• [Your objective]
Extract all lines from the data beneath that include the word "only".

• [Material]
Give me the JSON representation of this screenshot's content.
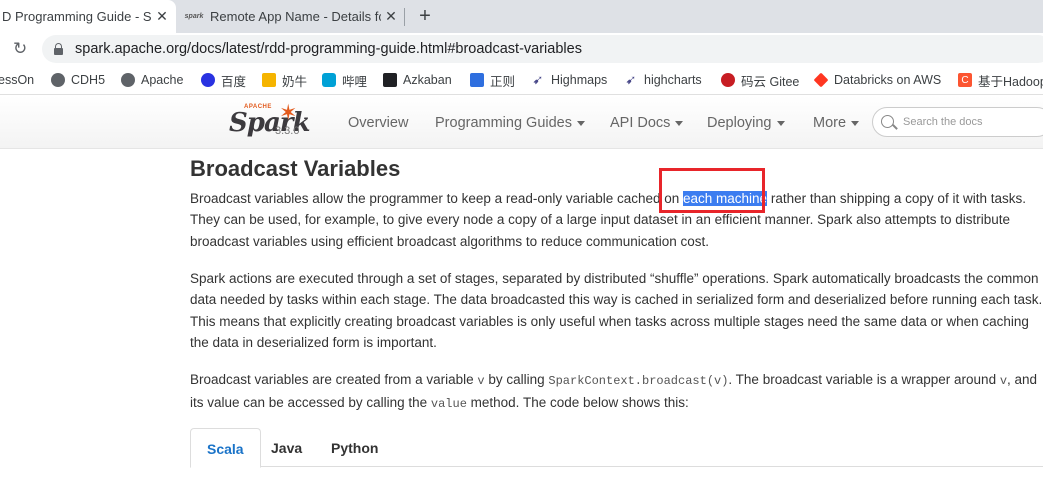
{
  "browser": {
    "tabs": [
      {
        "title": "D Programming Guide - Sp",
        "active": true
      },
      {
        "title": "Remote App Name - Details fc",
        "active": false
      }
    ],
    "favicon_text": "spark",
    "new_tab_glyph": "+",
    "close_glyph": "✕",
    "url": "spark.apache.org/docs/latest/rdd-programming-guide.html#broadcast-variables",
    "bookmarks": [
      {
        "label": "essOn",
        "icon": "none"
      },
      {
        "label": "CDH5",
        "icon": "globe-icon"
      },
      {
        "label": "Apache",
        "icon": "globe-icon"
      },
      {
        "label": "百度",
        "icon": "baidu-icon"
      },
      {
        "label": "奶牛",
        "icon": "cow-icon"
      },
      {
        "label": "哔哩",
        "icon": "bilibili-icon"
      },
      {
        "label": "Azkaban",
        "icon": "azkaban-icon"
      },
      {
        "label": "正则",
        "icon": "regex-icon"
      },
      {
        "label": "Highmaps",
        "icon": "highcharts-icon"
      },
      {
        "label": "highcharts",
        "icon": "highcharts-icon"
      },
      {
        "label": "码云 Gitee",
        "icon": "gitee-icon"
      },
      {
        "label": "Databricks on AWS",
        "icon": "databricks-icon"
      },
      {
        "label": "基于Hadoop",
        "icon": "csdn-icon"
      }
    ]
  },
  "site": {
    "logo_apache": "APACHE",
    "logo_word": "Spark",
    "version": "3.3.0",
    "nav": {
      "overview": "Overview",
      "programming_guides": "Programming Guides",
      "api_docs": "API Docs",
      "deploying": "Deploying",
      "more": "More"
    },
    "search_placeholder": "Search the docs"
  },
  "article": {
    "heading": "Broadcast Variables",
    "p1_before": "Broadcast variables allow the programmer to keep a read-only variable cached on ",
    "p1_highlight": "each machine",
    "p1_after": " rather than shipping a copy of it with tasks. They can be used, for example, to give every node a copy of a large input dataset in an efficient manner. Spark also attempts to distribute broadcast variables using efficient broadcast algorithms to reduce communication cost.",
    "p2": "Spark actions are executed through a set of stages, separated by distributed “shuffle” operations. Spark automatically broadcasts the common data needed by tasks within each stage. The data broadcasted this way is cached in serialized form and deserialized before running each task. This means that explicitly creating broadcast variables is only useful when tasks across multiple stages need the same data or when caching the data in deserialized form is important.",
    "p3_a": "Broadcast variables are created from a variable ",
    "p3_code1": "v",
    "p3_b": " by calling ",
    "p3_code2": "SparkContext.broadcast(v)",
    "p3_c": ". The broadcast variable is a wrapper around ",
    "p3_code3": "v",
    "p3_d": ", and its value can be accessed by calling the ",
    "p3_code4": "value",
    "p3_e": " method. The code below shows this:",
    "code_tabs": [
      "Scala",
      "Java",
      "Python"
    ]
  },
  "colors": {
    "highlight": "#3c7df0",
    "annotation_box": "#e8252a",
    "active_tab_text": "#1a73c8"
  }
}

• [The response]
    "p1_before": "Broadcast variables allow the programmer to keep a read-only variable cached on ",
    "p2": "Spark actions are executed through a set of stages, separated by distributed “shuffle” operations. Spark automatically broadcasts the common data needed by tasks within each stage. The data broadcasted this way is cached in serialized form and deserialized before running each task. This means that explicitly creating broadcast variables is only useful when tasks across multiple stages need the same data or when caching the data in deserialized form is important.",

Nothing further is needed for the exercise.